Stored records
━━━━━━━━

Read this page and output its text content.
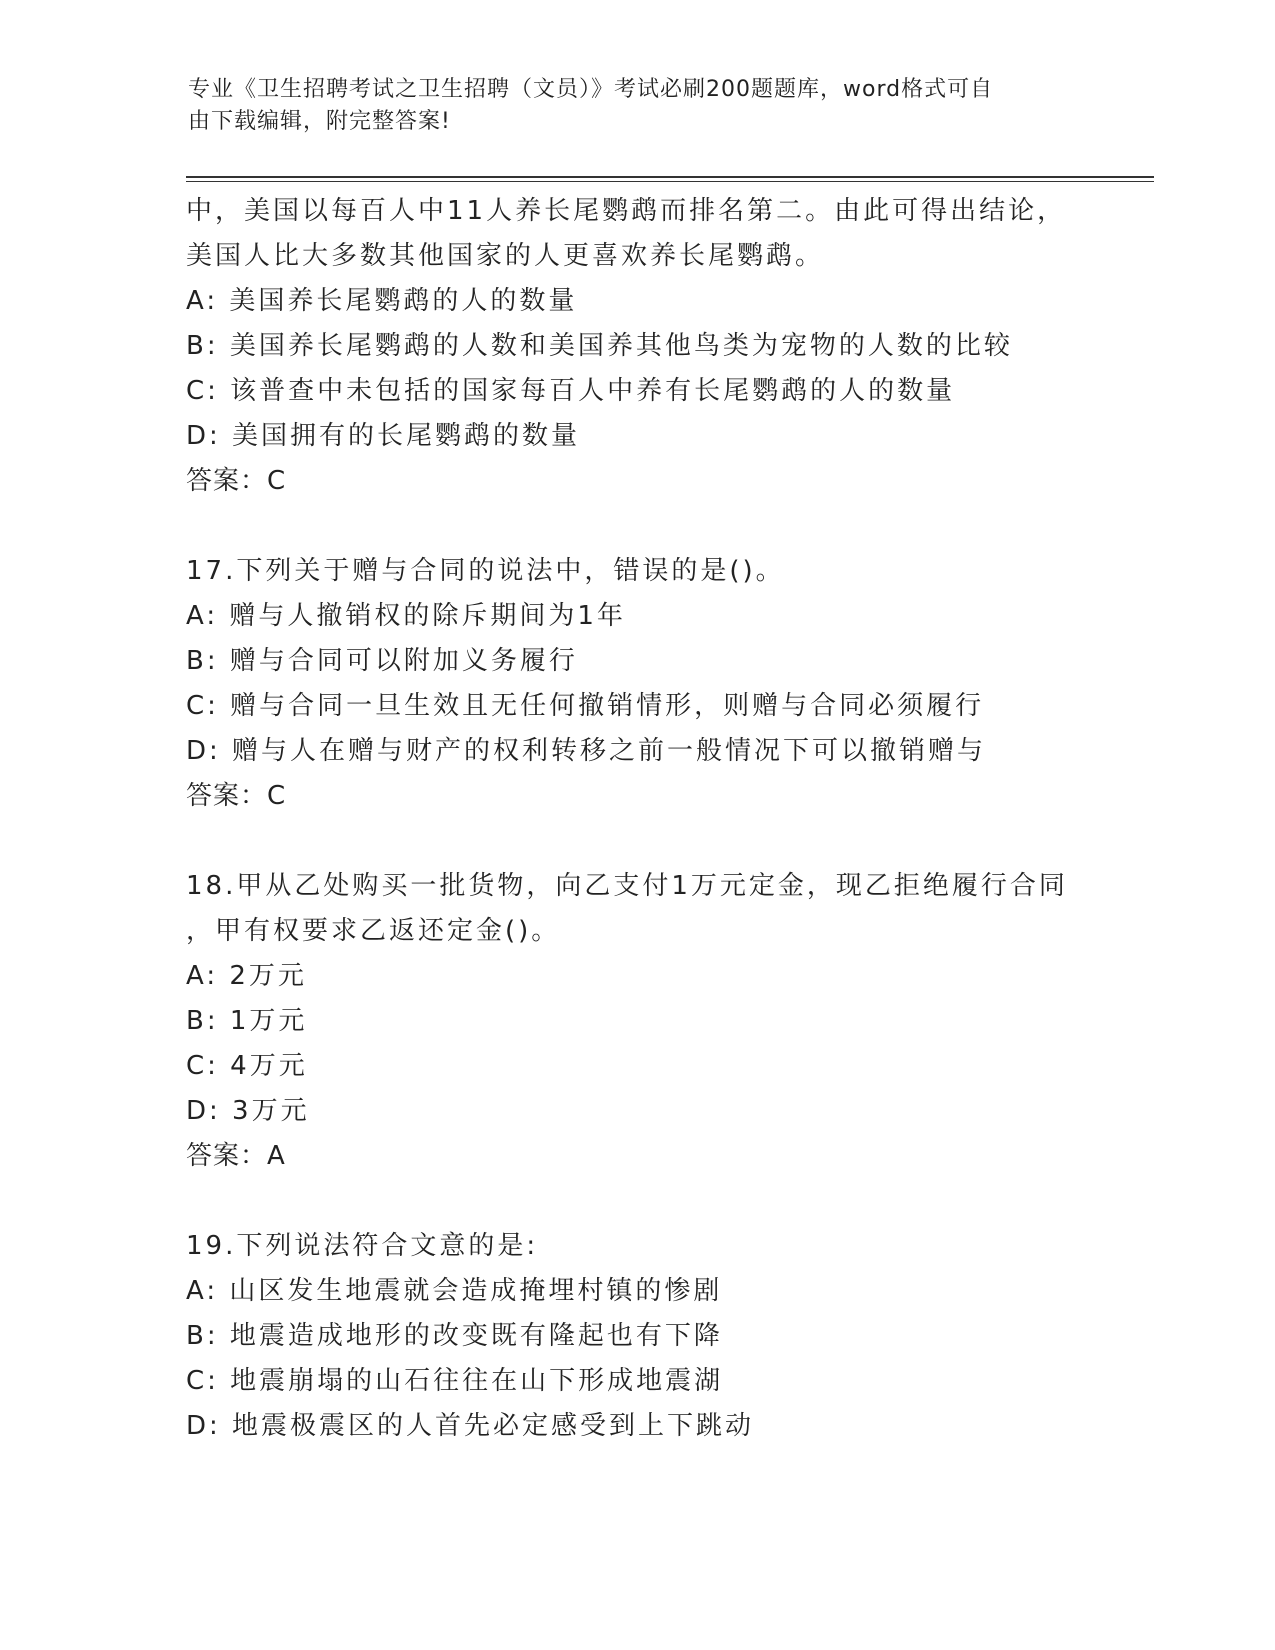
专业《卫生招聘考试之卫生招聘（文员）》考试必刷200题题库，word格式可自
由下载编辑，附完整答案!
中，美国以每百人中11人养长尾鹦鹉而排名第二。由此可得出结论，
美国人比大多数其他国家的人更喜欢养长尾鹦鹉。
A: 美国养长尾鹦鹉的人的数量
B: 美国养长尾鹦鹉的人数和美国养其他鸟类为宠物的人数的比较
C: 该普查中未包括的国家每百人中养有长尾鹦鹉的人的数量
D: 美国拥有的长尾鹦鹉的数量
答案：C
17.下列关于赠与合同的说法中，错误的是()。
A: 赠与人撤销权的除斥期间为1年
B: 赠与合同可以附加义务履行
C: 赠与合同一旦生效且无任何撤销情形，则赠与合同必须履行
D: 赠与人在赠与财产的权利转移之前一般情况下可以撤销赠与
答案：C
18.甲从乙处购买一批货物，向乙支付1万元定金，现乙拒绝履行合同
，甲有权要求乙返还定金()。
A: 2万元
B: 1万元
C: 4万元
D: 3万元
答案：A
19.下列说法符合文意的是:
A: 山区发生地震就会造成掩埋村镇的惨剧
B: 地震造成地形的改变既有隆起也有下降
C: 地震崩塌的山石往往在山下形成地震湖
D: 地震极震区的人首先必定感受到上下跳动
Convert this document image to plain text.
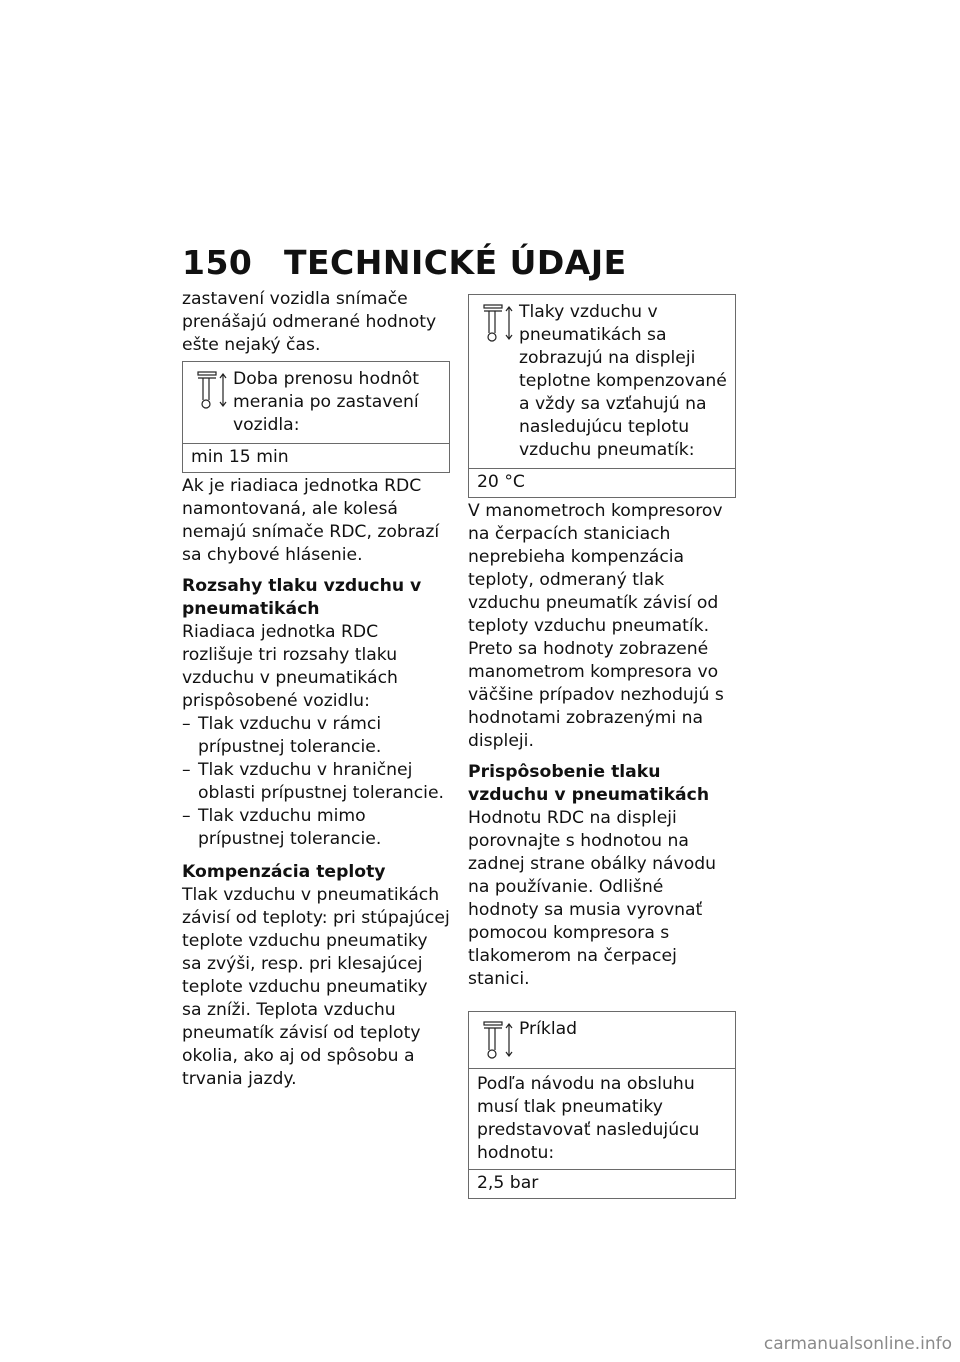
150 TECHNICKÉ ÚDAJE

zastavení vozidla snímače prenášajú odmerané hodnoty ešte nejaký čas.

Doba prenosu hodnôt merania po zastavení vozidla:
min 15 min

Ak je riadiaca jednotka RDC namontovaná, ale kolesá nemajú snímače RDC, zobrazí sa chybové hlásenie.

Rozsahy tlaku vzduchu v pneumatikách

Riadiaca jednotka RDC rozlišuje tri rozsahy tlaku vzduchu v pneumatikách prispôsobené vozidlu:

– Tlak vzduchu v rámci prípustnej tolerancie.
– Tlak vzduchu v hraničnej oblasti prípustnej tolerancie.
– Tlak vzduchu mimo prípustnej tolerancie.

Kompenzácia teploty

Tlak vzduchu v pneumatikách závisí od teploty: pri stúpajúcej teplote vzduchu pneumatiky sa zvýši, resp. pri klesajúcej teplote vzduchu pneumatiky sa zníži. Teplota vzduchu pneumatík závisí od teploty okolia, ako aj od spôsobu a trvania jazdy.

Tlaky vzduchu v pneumatikách sa zobrazujú na displeji teplotne kompenzované a vždy sa vzťahujú na nasledujúcu teplotu vzduchu pneumatík:
20 °C

V manometroch kompresorov na čerpacích staniciach neprebieha kompenzácia teploty, odmeraný tlak vzduchu pneumatík závisí od teploty vzduchu pneumatík. Preto sa hodnoty zobrazené manometrom kompresora vo väčšine prípadov nezhodujú s hodnotami zobrazenými na displeji.

Prispôsobenie tlaku vzduchu v pneumatikách

Hodnotu RDC na displeji porovnajte s hodnotou na zadnej strane obálky návodu na používanie. Odlišné hodnoty sa musia vyrovnať pomocou kompresora s tlakomerom na čerpacej stanici.

Príklad
Podľa návodu na obsluhu musí tlak pneumatiky predstavovať nasledujúcu hodnotu:
2,5 bar
carmanualsonline.info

━━━━━━━━

**EXERCISE OBJECTIVE:** With the pictures left out, transcribe the material exactly.

**EXERCISE RESULT:**
Read this page and output its text content.
专业《卫生招聘考试之卫生招聘（文员）》考试必刷200题题库，word格式可自
由下载编辑，附完整答案!
中，美国以每百人中11人养长尾鹦鹉而排名第二。由此可得出结论，
美国人比大多数其他国家的人更喜欢养长尾鹦鹉。
A: 美国养长尾鹦鹉的人的数量
B: 美国养长尾鹦鹉的人数和美国养其他鸟类为宠物的人数的比较
C: 该普查中未包括的国家每百人中养有长尾鹦鹉的人的数量
D: 美国拥有的长尾鹦鹉的数量
答案：C
17.下列关于赠与合同的说法中，错误的是()。
A: 赠与人撤销权的除斥期间为1年
B: 赠与合同可以附加义务履行
C: 赠与合同一旦生效且无任何撤销情形，则赠与合同必须履行
D: 赠与人在赠与财产的权利转移之前一般情况下可以撤销赠与
答案：C
18.甲从乙处购买一批货物，向乙支付1万元定金，现乙拒绝履行合同
，甲有权要求乙返还定金()。
A: 2万元
B: 1万元
C: 4万元
D: 3万元
答案：A
19.下列说法符合文意的是:
A: 山区发生地震就会造成掩埋村镇的惨剧
B: 地震造成地形的改变既有隆起也有下降
C: 地震崩塌的山石往往在山下形成地震湖
D: 地震极震区的人首先必定感受到上下跳动
Convert this document image to plain text.
150 TECHNICKÉ ÚDAJE

zastavení vozidla snímače prenášajú odmerané hodnoty ešte nejaký čas.

Doba prenosu hodnôt merania po zastavení vozidla:
min 15 min

Ak je riadiaca jednotka RDC namontovaná, ale kolesá nemajú snímače RDC, zobrazí sa chybové hlásenie.

Rozsahy tlaku vzduchu v pneumatikách

Riadiaca jednotka RDC rozlišuje tri rozsahy tlaku vzduchu v pneumatikách prispôsobené vozidlu:

– Tlak vzduchu v rámci prípustnej tolerancie.
– Tlak vzduchu v hraničnej oblasti prípustnej tolerancie.
– Tlak vzduchu mimo prípustnej tolerancie.

Kompenzácia teploty

Tlak vzduchu v pneumatikách závisí od teploty: pri stúpajúcej teplote vzduchu pneumatiky sa zvýši, resp. pri klesajúcej teplote vzduchu pneumatiky sa zníži. Teplota vzduchu pneumatík závisí od teploty okolia, ako aj od spôsobu a trvania jazdy.

Tlaky vzduchu v pneumatikách sa zobrazujú na displeji teplotne kompenzované a vždy sa vzťahujú na nasledujúcu teplotu vzduchu pneumatík:
20 °C

V manometroch kompresorov na čerpacích staniciach neprebieha kompenzácia teploty, odmeraný tlak vzduchu pneumatík závisí od teploty vzduchu pneumatík. Preto sa hodnoty zobrazené manometrom kompresora vo väčšine prípadov nezhodujú s hodnotami zobrazenými na displeji.

Prispôsobenie tlaku vzduchu v pneumatikách

Hodnotu RDC na displeji porovnajte s hodnotou na zadnej strane obálky návodu na používanie. Odlišné hodnoty sa musia vyrovnať pomocou kompresora s tlakomerom na čerpacej stanici.

Príklad
Podľa návodu na obsluhu musí tlak pneumatiky predstavovať nasledujúcu hodnotu:
2,5 bar
carmanualsonline.info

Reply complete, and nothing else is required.